◆ Given problem
Make an exact copy of the lines, leaving the pictures out.

[Extracted data entries]
____________________
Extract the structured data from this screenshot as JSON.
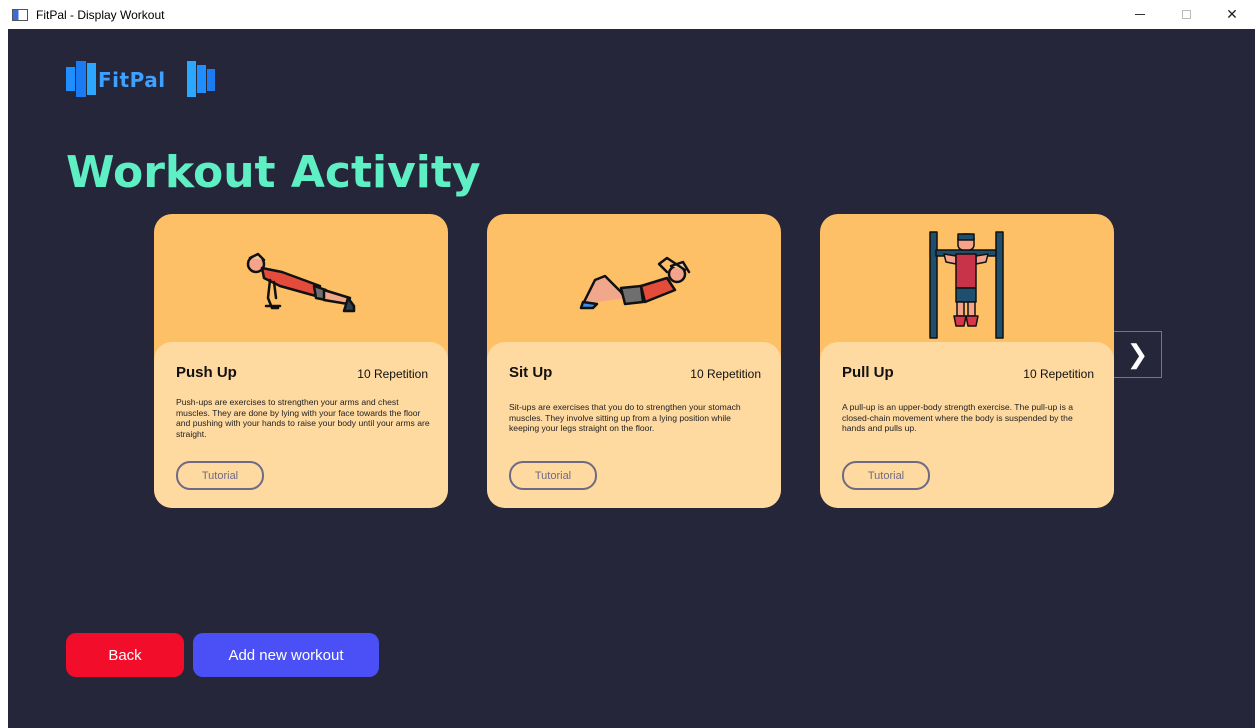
{
  "window": {
    "title": "FitPal - Display Workout",
    "controls": {
      "minimize": "",
      "maximize": "",
      "close": "✕"
    }
  },
  "logo": {
    "text": "FitPal"
  },
  "page": {
    "heading": "Workout Activity"
  },
  "cards": [
    {
      "name": "Push Up",
      "reps": "10 Repetition",
      "description": "Push-ups are exercises to strengthen your arms and chest muscles. They are done by lying with your face towards the floor and pushing with your hands to raise your body until your arms are straight.",
      "button": "Tutorial",
      "icon": "push-up-icon"
    },
    {
      "name": "Sit Up",
      "reps": "10 Repetition",
      "description": "Sit-ups are exercises that you do to strengthen your stomach muscles. They involve sitting up from a lying position while keeping your legs straight on the floor.",
      "button": "Tutorial",
      "icon": "sit-up-icon"
    },
    {
      "name": "Pull Up",
      "reps": "10 Repetition",
      "description": "A pull-up is an upper-body strength exercise. The pull-up is a closed-chain movement where the body is suspended by the hands and pulls up.",
      "button": "Tutorial",
      "icon": "pull-up-icon"
    }
  ],
  "carousel": {
    "next": "❯"
  },
  "actions": {
    "back": "Back",
    "add": "Add new workout"
  },
  "colors": {
    "background": "#26263b",
    "heading": "#5ef0c4",
    "card_top": "#fdc066",
    "card_body": "#fed9a0",
    "back": "#f20d2a",
    "add": "#4a50f6"
  }
}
____________________
◆ Completed exercise
Extract the structured data from this screenshot as JSON.
{
  "window": {
    "title": "FitPal - Display Workout",
    "controls": {
      "minimize": "",
      "maximize": "",
      "close": "✕"
    }
  },
  "logo": {
    "text": "FitPal"
  },
  "page": {
    "heading": "Workout Activity"
  },
  "cards": [
    {
      "name": "Push Up",
      "reps": "10 Repetition",
      "description": "Push-ups are exercises to strengthen your arms and chest muscles. They are done by lying with your face towards the floor and pushing with your hands to raise your body until your arms are straight.",
      "button": "Tutorial",
      "icon": "push-up-icon"
    },
    {
      "name": "Sit Up",
      "reps": "10 Repetition",
      "description": "Sit-ups are exercises that you do to strengthen your stomach muscles. They involve sitting up from a lying position while keeping your legs straight on the floor.",
      "button": "Tutorial",
      "icon": "sit-up-icon"
    },
    {
      "name": "Pull Up",
      "reps": "10 Repetition",
      "description": "A pull-up is an upper-body strength exercise. The pull-up is a closed-chain movement where the body is suspended by the hands and pulls up.",
      "button": "Tutorial",
      "icon": "pull-up-icon"
    }
  ],
  "carousel": {
    "next": "❯"
  },
  "actions": {
    "back": "Back",
    "add": "Add new workout"
  },
  "colors": {
    "background": "#26263b",
    "heading": "#5ef0c4",
    "card_top": "#fdc066",
    "card_body": "#fed9a0",
    "back": "#f20d2a",
    "add": "#4a50f6"
  }
}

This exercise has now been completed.